## [Objective]
Omit every image, and transcribe the remaining entries exactly as given.

[Data records]
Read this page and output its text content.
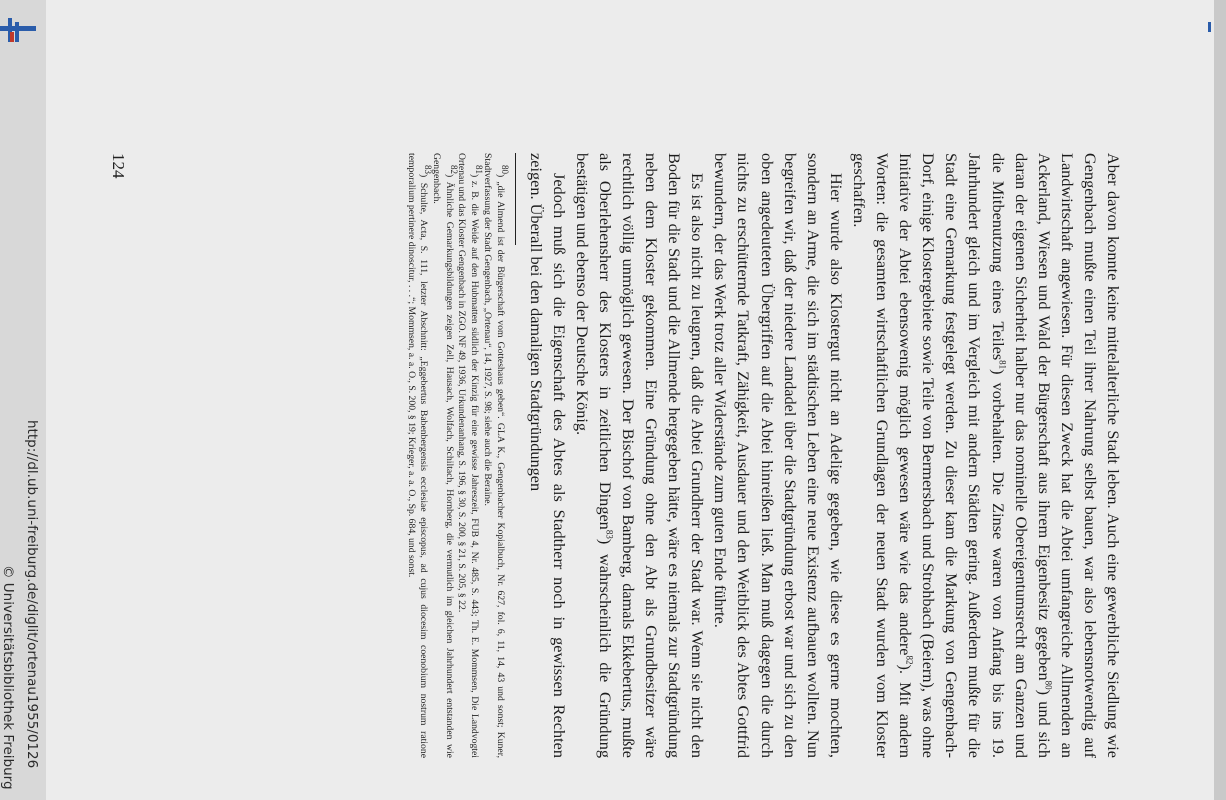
http://dl.ub.uni-freiburg.de/diglit/ortenau1955/0126
© Universitätsbibliothek Freiburg	Aber davon konnte keine mittelalterliche Stadt leben. Auch eine gewerbliche Siedlung wie Gengenbach mußte einen Teil ihrer Nahrung selbst bauen, war also lebensnotwendig auf Landwirtschaft angewiesen. Für diesen Zweck hat die Abtei umfangreiche Allmenden an Ackerland, Wiesen und Wald der Bürgerschaft aus ihrem Eigenbesitz gegeben$^{80}$) und sich daran der eigenen Sicherheit halber nur das nominelle Obereigentumsrecht am Ganzen und die Mitbenutzung eines Teiles$^{81}$) vorbehalten. Die Zinse waren von Anfang bis ins 19. Jahrhundert gleich und im Vergleich mit andern Städten gering. Außerdem mußte für die Stadt eine Gemarkung festgelegt werden. Zu dieser kam die Markung von Gengenbach-Dorf, einige Klostergebiete sowie Teile von Bermersbach und Strohbach (Beiern), was ohne Initiative der Abtei ebensowenig möglich gewesen wäre wie das andere$^{82}$). Mit andern Worten: die gesamten wirtschaftlichen Grundlagen der neuen Stadt wurden vom Kloster geschaffen.

Hier wurde also Klostergut nicht an Adelige gegeben, wie diese es gerne mochten, sondern an Arme, die sich im städtischen Leben eine neue Existenz aufbauen wollten. Nun begreifen wir, daß der niedere Landadel über die Stadtgründung erbost war und sich zu den oben angedeuteten Übergriffen auf die Abtei hinreißen ließ. Man muß dagegen die durch nichts zu erschütternde Tatkraft, Zähigkeit, Ausdauer und den Weitblick des Abtes Gottfrid bewundern, der das Werk trotz aller Widerstände zum guten Ende führte.

Es ist also nicht zu leugnen, daß die Abtei Grundherr der Stadt war. Wenn sie nicht den Boden für die Stadt und die Allmende hergegeben hätte, wäre es niemals zur Stadtgründung neben dem Kloster gekommen. Eine Gründung ohne den Abt als Grundbesitzer wäre rechtlich völlig unmöglich gewesen. Der Bischof von Bamberg, damals Ekkebertus, mußte als Oberlehensherr des Klosters in zeitlichen Dingen$^{83}$) wahrscheinlich die Gründung bestätigen und ebenso der Deutsche König.

Jedoch muß sich die Eigenschaft des Abtes als Stadtherr noch in gewissen Rechten zeigen. Überall bei den damaligen Stadtgründungen

$^{80}$) „die Almend ist der Bürgerschaft vom Gotteshaus geben“. GLA K., Gengenbacher Kopialbuch, Nr. 627, fol. 6, 11, 14, 43 und sonst; Kuner, Stadtverfassung der Stadt Gengenbach, „Ortenau“, 14, 1927, S. 98; siehe auch die Beraine.

$^{81}$) z. B. die Weide auf den Hubmatten südlich der Kinzig für eine gewisse Jahreszeit, FUB 4, Nr. 485, S. 443; Th. E. Mommsen, Die Landvogtei Ortenau und das Kloster Gengenbach in ZGO. NF 49, 1936, Urkundenanhang, S. 196, § 30, S. 200, § 21, S. 205, § 22.

$^{82}$) Ähnliche Gemarkungsbildungen zeigen Zell, Hausach, Wolfach, Schiltach, Hornberg, die vermutlich im gleichen Jahrhundert entstanden wie Gengenbach.

$^{83}$) Schulte, Acta, S. 111, letzter Abschnitt: „Eggebertus Babenbergensis ecclesiae episcopus, ad cujus diocesim coenobium nostrum ratione temporalium pertinere dinoscitur, . . .“; Mommsen, a. a. O., S. 200, § 19; Krieger, a. a. O., Sp. 684, und sonst.

124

## [Worked solution]
Read this page and output its text content.
http://dl.ub.uni-freiburg.de/diglit/ortenau1955/0126
© Universitätsbibliothek Freiburg	Aber davon konnte keine mittelalterliche Stadt leben. Auch eine gewerbliche Siedlung wie Gengenbach mußte einen Teil ihrer Nahrung selbst bauen, war also lebensnotwendig auf Landwirtschaft angewiesen. Für diesen Zweck hat die Abtei umfangreiche Allmenden an Ackerland, Wiesen und Wald der Bürgerschaft aus ihrem Eigenbesitz gegeben$^{80}$) und sich daran der eigenen Sicherheit halber nur das nominelle Obereigentumsrecht am Ganzen und die Mitbenutzung eines Teiles$^{81}$) vorbehalten. Die Zinse waren von Anfang bis ins 19. Jahrhundert gleich und im Vergleich mit andern Städten gering. Außerdem mußte für die Stadt eine Gemarkung festgelegt werden. Zu dieser kam die Markung von Gengenbach-Dorf, einige Klostergebiete sowie Teile von Bermersbach und Strohbach (Beiern), was ohne Initiative der Abtei ebensowenig möglich gewesen wäre wie das andere$^{82}$). Mit andern Worten: die gesamten wirtschaftlichen Grundlagen der neuen Stadt wurden vom Kloster geschaffen.

Hier wurde also Klostergut nicht an Adelige gegeben, wie diese es gerne mochten, sondern an Arme, die sich im städtischen Leben eine neue Existenz aufbauen wollten. Nun begreifen wir, daß der niedere Landadel über die Stadtgründung erbost war und sich zu den oben angedeuteten Übergriffen auf die Abtei hinreißen ließ. Man muß dagegen die durch nichts zu erschütternde Tatkraft, Zähigkeit, Ausdauer und den Weitblick des Abtes Gottfrid bewundern, der das Werk trotz aller Widerstände zum guten Ende führte.

Es ist also nicht zu leugnen, daß die Abtei Grundherr der Stadt war. Wenn sie nicht den Boden für die Stadt und die Allmende hergegeben hätte, wäre es niemals zur Stadtgründung neben dem Kloster gekommen. Eine Gründung ohne den Abt als Grundbesitzer wäre rechtlich völlig unmöglich gewesen. Der Bischof von Bamberg, damals Ekkebertus, mußte als Oberlehensherr des Klosters in zeitlichen Dingen$^{83}$) wahrscheinlich die Gründung bestätigen und ebenso der Deutsche König.

Jedoch muß sich die Eigenschaft des Abtes als Stadtherr noch in gewissen Rechten zeigen. Überall bei den damaligen Stadtgründungen

$^{80}$) „die Almend ist der Bürgerschaft vom Gotteshaus geben“. GLA K., Gengenbacher Kopialbuch, Nr. 627, fol. 6, 11, 14, 43 und sonst; Kuner, Stadtverfassung der Stadt Gengenbach, „Ortenau“, 14, 1927, S. 98; siehe auch die Beraine.

$^{81}$) z. B. die Weide auf den Hubmatten südlich der Kinzig für eine gewisse Jahreszeit, FUB 4, Nr. 485, S. 443; Th. E. Mommsen, Die Landvogtei Ortenau und das Kloster Gengenbach in ZGO. NF 49, 1936, Urkundenanhang, S. 196, § 30, S. 200, § 21, S. 205, § 22.

$^{82}$) Ähnliche Gemarkungsbildungen zeigen Zell, Hausach, Wolfach, Schiltach, Hornberg, die vermutlich im gleichen Jahrhundert entstanden wie Gengenbach.

$^{83}$) Schulte, Acta, S. 111, letzter Abschnitt: „Eggebertus Babenbergensis ecclesiae episcopus, ad cujus diocesim coenobium nostrum ratione temporalium pertinere dinoscitur, . . .“; Mommsen, a. a. O., S. 200, § 19; Krieger, a. a. O., Sp. 684, und sonst.

124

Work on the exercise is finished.